:: Exercise prompt ::
Quote each record exactly, please, leaving none out.

--- Begin ---

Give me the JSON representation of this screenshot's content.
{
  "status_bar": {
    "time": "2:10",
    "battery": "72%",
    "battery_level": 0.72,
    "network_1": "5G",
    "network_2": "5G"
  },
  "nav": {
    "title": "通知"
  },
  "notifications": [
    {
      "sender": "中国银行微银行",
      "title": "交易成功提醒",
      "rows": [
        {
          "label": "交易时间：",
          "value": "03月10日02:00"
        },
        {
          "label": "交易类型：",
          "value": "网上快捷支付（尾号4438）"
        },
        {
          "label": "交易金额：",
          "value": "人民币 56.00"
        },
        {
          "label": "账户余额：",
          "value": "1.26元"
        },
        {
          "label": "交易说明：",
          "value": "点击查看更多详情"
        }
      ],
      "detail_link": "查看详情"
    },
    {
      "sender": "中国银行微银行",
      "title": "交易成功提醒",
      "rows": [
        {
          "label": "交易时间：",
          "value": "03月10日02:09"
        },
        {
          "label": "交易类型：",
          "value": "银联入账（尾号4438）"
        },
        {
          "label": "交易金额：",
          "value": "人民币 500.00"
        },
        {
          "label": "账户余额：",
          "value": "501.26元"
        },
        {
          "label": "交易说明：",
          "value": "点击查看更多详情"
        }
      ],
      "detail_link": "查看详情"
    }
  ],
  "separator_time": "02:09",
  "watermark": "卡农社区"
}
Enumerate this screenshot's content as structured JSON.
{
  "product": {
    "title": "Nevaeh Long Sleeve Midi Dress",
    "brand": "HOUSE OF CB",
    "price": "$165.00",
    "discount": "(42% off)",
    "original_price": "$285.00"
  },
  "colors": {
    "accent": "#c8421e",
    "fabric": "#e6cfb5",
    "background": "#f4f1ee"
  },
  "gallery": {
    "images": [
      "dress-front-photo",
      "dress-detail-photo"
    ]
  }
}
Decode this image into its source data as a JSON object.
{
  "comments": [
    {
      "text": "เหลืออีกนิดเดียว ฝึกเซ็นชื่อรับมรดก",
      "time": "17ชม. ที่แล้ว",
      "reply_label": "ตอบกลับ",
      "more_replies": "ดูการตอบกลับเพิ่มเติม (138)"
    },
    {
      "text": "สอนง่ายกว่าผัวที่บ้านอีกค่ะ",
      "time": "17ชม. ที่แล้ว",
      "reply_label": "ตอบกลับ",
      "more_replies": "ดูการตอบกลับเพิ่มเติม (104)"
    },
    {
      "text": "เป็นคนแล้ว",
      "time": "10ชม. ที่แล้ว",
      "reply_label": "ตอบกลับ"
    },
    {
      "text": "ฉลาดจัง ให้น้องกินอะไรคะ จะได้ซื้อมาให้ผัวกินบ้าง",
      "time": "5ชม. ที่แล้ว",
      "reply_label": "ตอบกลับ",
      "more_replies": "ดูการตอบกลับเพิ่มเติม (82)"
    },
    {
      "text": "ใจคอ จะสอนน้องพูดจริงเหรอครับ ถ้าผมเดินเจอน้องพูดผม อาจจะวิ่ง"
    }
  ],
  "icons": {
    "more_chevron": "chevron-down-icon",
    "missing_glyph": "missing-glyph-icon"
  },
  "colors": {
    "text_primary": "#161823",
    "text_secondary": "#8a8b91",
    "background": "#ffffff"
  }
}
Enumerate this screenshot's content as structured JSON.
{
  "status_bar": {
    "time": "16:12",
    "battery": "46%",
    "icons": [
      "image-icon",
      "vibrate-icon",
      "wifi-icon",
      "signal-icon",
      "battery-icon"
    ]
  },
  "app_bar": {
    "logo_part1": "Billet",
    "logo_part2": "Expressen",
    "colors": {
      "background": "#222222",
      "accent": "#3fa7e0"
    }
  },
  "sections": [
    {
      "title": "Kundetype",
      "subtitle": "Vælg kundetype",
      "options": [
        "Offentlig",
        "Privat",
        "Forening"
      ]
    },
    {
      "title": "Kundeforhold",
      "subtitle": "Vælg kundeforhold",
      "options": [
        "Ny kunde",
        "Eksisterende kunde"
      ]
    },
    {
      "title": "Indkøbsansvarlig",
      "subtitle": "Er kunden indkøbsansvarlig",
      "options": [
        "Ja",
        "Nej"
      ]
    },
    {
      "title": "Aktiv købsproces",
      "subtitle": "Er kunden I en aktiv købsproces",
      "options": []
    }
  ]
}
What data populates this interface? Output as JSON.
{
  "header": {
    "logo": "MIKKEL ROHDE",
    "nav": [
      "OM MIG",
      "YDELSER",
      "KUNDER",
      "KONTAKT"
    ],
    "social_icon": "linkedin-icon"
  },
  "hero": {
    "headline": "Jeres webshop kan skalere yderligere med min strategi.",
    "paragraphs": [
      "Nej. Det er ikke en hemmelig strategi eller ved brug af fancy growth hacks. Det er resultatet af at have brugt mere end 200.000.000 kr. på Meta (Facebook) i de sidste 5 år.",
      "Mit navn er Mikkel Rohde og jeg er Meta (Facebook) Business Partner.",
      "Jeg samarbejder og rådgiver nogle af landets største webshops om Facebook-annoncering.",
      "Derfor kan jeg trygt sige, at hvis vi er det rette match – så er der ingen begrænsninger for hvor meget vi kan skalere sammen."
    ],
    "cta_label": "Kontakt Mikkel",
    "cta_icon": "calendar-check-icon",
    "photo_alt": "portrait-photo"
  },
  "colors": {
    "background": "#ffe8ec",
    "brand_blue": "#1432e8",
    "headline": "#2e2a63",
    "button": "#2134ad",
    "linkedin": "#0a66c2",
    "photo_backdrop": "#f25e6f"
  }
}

--- End ---

:: Result ::
Give me the JSON representation of this screenshot's content.
{
  "status_bar": {
    "time": "2:10",
    "battery": "72%",
    "battery_level": 0.72,
    "network_1": "5G",
    "network_2": "5G"
  },
  "nav": {
    "title": "通知"
  },
  "notifications": [
    {
      "sender": "中国银行微银行",
      "title": "交易成功提醒",
      "rows": [
        {
          "label": "交易时间：",
          "value": "03月10日02:00"
        },
        {
          "label": "交易类型：",
          "value": "网上快捷支付（尾号4438）"
        },
        {
          "label": "交易金额：",
          "value": "人民币 56.00"
        },
        {
          "label": "账户余额：",
          "value": "1.26元"
        },
        {
          "label": "交易说明：",
          "value": "点击查看更多详情"
        }
      ],
      "detail_link": "查看详情"
    },
    {
      "sender": "中国银行微银行",
      "title": "交易成功提醒",
      "rows": [
        {
          "label": "交易时间：",
          "value": "03月10日02:09"
        },
        {
          "label": "交易类型：",
          "value": "银联入账（尾号4438）"
        },
        {
          "label": "交易金额：",
          "value": "人民币 500.00"
        },
        {
          "label": "账户余额：",
          "value": "501.26元"
        },
        {
          "label": "交易说明：",
          "value": "点击查看更多详情"
        }
      ],
      "detail_link": "查看详情"
    }
  ],
  "separator_time": "02:09",
  "watermark": "卡农社区"
}
Enumerate this screenshot's content as structured JSON.
{
  "product": {
    "title": "Nevaeh Long Sleeve Midi Dress",
    "brand": "HOUSE OF CB",
    "price": "$165.00",
    "discount": "(42% off)",
    "original_price": "$285.00"
  },
  "colors": {
    "accent": "#c8421e",
    "fabric": "#e6cfb5",
    "background": "#f4f1ee"
  },
  "gallery": {
    "images": [
      "dress-front-photo",
      "dress-detail-photo"
    ]
  }
}
Decode this image into its source data as a JSON object.
{
  "comments": [
    {
      "text": "เหลืออีกนิดเดียว ฝึกเซ็นชื่อรับมรดก",
      "time": "17ชม. ที่แล้ว",
      "reply_label": "ตอบกลับ",
      "more_replies": "ดูการตอบกลับเพิ่มเติม (138)"
    },
    {
      "text": "สอนง่ายกว่าผัวที่บ้านอีกค่ะ",
      "time": "17ชม. ที่แล้ว",
      "reply_label": "ตอบกลับ",
      "more_replies": "ดูการตอบกลับเพิ่มเติม (104)"
    },
    {
      "text": "เป็นคนแล้ว",
      "time": "10ชม. ที่แล้ว",
      "reply_label": "ตอบกลับ"
    },
    {
      "text": "ฉลาดจัง ให้น้องกินอะไรคะ จะได้ซื้อมาให้ผัวกินบ้าง",
      "time": "5ชม. ที่แล้ว",
      "reply_label": "ตอบกลับ",
      "more_replies": "ดูการตอบกลับเพิ่มเติม (82)"
    },
    {
      "text": "ใจคอ จะสอนน้องพูดจริงเหรอครับ ถ้าผมเดินเจอน้องพูดผม อาจจะวิ่ง"
    }
  ],
  "icons": {
    "more_chevron": "chevron-down-icon",
    "missing_glyph": "missing-glyph-icon"
  },
  "colors": {
    "text_primary": "#161823",
    "text_secondary": "#8a8b91",
    "background": "#ffffff"
  }
}
Enumerate this screenshot's content as structured JSON.
{
  "status_bar": {
    "time": "16:12",
    "battery": "46%",
    "icons": [
      "image-icon",
      "vibrate-icon",
      "wifi-icon",
      "signal-icon",
      "battery-icon"
    ]
  },
  "app_bar": {
    "logo_part1": "Billet",
    "logo_part2": "Expressen",
    "colors": {
      "background": "#222222",
      "accent": "#3fa7e0"
    }
  },
  "sections": [
    {
      "title": "Kundetype",
      "subtitle": "Vælg kundetype",
      "options": [
        "Offentlig",
        "Privat",
        "Forening"
      ]
    },
    {
      "title": "Kundeforhold",
      "subtitle": "Vælg kundeforhold",
      "options": [
        "Ny kunde",
        "Eksisterende kunde"
      ]
    },
    {
      "title": "Indkøbsansvarlig",
      "subtitle": "Er kunden indkøbsansvarlig",
      "options": [
        "Ja",
        "Nej"
      ]
    },
    {
      "title": "Aktiv købsproces",
      "subtitle": "Er kunden I en aktiv købsproces",
      "options": []
    }
  ]
}
What data populates this interface? Output as JSON.
{
  "header": {
    "logo": "MIKKEL ROHDE",
    "nav": [
      "OM MIG",
      "YDELSER",
      "KUNDER",
      "KONTAKT"
    ],
    "social_icon": "linkedin-icon"
  },
  "hero": {
    "headline": "Jeres webshop kan skalere yderligere med min strategi.",
    "paragraphs": [
      "Nej. Det er ikke en hemmelig strategi eller ved brug af fancy growth hacks. Det er resultatet af at have brugt mere end 200.000.000 kr. på Meta (Facebook) i de sidste 5 år.",
      "Mit navn er Mikkel Rohde og jeg er Meta (Facebook) Business Partner.",
      "Jeg samarbejder og rådgiver nogle af landets største webshops om Facebook-annoncering.",
      "Derfor kan jeg trygt sige, at hvis vi er det rette match – så er der ingen begrænsninger for hvor meget vi kan skalere sammen."
    ],
    "cta_label": "Kontakt Mikkel",
    "cta_icon": "calendar-check-icon",
    "photo_alt": "portrait-photo"
  },
  "colors": {
    "background": "#ffe8ec",
    "brand_blue": "#1432e8",
    "headline": "#2e2a63",
    "button": "#2134ad",
    "linkedin": "#0a66c2",
    "photo_backdrop": "#f25e6f"
  }
}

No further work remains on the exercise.